> [Set problem] Each line that holds the word "able" counts once. Give the total number of such lines and nothing else.

Figure data in JSON:
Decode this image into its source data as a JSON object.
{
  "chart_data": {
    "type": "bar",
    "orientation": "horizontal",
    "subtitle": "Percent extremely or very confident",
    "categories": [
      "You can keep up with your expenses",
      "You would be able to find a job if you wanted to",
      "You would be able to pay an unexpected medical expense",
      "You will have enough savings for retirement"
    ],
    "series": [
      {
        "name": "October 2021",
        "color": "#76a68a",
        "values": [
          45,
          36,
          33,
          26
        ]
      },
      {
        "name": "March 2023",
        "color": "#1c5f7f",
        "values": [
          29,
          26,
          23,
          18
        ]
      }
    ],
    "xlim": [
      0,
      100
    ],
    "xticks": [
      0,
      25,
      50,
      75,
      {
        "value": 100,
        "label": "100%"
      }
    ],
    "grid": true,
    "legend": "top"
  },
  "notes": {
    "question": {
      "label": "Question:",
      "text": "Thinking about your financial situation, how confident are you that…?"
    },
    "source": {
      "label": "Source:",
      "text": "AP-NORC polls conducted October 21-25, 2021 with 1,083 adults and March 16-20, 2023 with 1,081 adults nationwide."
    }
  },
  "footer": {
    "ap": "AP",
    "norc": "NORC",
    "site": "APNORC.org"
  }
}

> [Written reply] 2